> [Task to carry out] Extract each line of the records below that contains the word "icon".

Stored data:
--

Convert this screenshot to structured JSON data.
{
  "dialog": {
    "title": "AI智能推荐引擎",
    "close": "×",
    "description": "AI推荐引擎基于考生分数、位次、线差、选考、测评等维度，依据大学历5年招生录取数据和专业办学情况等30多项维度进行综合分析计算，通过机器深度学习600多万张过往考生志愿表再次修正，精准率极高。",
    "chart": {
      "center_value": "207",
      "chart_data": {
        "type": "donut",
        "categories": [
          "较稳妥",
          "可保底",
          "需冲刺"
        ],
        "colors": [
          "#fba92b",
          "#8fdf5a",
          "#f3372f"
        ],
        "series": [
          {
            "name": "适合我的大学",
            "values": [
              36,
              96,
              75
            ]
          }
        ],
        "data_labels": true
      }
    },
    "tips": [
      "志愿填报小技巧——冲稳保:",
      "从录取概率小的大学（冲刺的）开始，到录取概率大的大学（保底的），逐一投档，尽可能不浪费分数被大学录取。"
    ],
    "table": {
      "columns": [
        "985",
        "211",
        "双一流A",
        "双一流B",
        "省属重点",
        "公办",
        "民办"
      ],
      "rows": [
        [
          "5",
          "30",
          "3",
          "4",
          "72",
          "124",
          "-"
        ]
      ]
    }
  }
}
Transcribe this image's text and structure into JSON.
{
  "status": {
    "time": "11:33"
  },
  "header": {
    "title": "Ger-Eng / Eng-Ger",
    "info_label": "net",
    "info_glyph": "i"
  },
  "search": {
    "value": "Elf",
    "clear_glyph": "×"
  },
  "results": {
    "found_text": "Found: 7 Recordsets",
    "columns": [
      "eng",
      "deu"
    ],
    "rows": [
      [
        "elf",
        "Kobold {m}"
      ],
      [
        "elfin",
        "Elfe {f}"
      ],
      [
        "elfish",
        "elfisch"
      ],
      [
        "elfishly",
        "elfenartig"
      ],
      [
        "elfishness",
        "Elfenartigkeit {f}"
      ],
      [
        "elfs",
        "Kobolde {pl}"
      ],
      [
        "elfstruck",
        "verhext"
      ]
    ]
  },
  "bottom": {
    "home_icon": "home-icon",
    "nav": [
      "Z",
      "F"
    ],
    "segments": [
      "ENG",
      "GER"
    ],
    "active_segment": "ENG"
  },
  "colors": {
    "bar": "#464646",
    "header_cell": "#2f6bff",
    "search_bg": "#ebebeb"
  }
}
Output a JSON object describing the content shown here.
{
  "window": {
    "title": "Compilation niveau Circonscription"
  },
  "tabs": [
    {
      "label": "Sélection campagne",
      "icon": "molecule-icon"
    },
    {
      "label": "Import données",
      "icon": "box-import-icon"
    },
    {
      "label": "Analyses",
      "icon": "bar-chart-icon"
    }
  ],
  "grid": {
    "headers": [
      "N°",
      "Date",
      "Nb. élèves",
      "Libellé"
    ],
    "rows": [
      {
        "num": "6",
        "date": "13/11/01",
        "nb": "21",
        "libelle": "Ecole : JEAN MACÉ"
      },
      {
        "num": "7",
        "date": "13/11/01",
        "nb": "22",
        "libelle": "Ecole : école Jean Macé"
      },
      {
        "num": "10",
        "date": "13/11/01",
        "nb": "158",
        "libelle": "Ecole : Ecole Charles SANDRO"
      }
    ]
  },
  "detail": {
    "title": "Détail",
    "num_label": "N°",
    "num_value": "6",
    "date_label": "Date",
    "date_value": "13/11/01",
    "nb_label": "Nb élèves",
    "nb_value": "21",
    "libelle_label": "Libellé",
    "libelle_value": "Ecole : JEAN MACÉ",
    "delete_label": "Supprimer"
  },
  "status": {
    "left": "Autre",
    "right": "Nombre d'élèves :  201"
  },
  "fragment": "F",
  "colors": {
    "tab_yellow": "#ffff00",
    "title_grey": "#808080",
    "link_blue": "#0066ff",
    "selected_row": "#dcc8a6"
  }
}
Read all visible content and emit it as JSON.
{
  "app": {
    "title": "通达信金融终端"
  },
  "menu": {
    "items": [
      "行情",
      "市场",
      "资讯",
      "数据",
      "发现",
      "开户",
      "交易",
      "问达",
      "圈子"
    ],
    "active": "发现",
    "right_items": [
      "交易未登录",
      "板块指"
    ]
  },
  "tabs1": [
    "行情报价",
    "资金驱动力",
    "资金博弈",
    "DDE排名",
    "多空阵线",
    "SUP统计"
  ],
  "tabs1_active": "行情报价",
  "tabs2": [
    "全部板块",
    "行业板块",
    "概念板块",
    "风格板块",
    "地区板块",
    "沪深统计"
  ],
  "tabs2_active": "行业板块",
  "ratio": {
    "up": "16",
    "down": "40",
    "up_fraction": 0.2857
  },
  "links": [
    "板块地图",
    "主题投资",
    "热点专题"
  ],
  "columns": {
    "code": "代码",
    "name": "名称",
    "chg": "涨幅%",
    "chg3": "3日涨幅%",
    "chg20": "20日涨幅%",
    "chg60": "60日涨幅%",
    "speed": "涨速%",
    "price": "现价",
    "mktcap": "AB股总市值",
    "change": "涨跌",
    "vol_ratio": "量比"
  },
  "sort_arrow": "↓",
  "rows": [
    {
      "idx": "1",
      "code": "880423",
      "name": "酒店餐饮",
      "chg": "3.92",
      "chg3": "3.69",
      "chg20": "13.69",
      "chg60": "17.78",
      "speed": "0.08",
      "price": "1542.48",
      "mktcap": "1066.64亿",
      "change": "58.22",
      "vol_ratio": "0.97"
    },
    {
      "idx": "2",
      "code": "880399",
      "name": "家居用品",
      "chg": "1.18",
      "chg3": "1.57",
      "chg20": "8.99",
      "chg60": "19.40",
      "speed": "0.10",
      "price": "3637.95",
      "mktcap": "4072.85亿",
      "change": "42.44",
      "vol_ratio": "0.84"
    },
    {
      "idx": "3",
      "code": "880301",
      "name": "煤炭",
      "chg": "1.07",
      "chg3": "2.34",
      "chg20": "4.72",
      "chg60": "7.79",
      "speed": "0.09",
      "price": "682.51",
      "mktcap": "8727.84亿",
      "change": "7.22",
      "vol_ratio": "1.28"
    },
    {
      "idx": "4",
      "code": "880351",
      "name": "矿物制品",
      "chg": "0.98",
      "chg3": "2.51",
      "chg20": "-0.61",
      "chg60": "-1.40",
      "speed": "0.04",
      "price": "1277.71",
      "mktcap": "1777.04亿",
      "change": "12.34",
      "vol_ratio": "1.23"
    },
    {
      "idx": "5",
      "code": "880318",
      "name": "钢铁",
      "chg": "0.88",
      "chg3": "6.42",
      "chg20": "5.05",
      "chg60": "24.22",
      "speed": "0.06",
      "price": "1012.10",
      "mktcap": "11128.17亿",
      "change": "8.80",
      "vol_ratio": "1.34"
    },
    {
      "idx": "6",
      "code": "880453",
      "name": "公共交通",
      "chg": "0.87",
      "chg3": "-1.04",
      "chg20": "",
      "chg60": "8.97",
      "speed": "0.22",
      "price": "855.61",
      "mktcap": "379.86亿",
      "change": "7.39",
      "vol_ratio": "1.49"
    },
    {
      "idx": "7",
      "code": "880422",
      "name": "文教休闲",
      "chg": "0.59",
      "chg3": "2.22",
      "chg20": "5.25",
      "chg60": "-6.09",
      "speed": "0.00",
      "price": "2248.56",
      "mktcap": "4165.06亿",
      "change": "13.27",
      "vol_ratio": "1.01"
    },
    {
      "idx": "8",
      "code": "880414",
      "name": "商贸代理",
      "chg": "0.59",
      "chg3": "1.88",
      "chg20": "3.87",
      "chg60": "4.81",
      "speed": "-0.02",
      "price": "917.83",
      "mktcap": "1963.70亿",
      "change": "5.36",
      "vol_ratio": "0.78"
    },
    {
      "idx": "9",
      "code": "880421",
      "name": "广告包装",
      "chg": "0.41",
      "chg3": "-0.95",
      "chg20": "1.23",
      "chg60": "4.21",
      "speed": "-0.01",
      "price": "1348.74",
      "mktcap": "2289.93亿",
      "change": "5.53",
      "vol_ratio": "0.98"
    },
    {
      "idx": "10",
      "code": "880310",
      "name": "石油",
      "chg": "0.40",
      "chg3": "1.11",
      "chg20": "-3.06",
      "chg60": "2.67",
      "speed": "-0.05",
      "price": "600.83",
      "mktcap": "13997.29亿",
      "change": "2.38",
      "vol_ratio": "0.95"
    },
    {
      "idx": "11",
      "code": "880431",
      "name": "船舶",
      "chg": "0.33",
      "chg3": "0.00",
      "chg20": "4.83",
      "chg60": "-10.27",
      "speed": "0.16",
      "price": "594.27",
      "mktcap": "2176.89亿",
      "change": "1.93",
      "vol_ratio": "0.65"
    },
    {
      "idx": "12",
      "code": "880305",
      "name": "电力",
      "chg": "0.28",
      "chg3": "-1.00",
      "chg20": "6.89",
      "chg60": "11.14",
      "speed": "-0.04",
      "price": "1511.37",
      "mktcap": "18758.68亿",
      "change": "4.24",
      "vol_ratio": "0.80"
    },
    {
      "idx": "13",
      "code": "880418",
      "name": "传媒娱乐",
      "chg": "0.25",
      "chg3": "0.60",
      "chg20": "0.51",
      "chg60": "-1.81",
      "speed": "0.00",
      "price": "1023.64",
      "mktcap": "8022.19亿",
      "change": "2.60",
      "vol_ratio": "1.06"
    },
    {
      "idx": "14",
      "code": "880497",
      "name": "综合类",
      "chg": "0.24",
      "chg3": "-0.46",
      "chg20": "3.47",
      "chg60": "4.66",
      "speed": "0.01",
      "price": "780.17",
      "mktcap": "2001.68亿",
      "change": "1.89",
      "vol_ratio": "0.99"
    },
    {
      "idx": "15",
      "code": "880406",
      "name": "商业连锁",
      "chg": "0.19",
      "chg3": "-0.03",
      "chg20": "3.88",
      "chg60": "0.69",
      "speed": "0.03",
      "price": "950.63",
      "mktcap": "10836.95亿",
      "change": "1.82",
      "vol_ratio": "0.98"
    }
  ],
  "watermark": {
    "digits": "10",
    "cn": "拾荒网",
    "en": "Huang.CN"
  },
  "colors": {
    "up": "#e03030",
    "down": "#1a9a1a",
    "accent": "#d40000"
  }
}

--

> [Complete answer]
    "home_icon": "home-icon",
      "icon": "molecule-icon"
      "icon": "box-import-icon"
      "icon": "bar-chart-icon"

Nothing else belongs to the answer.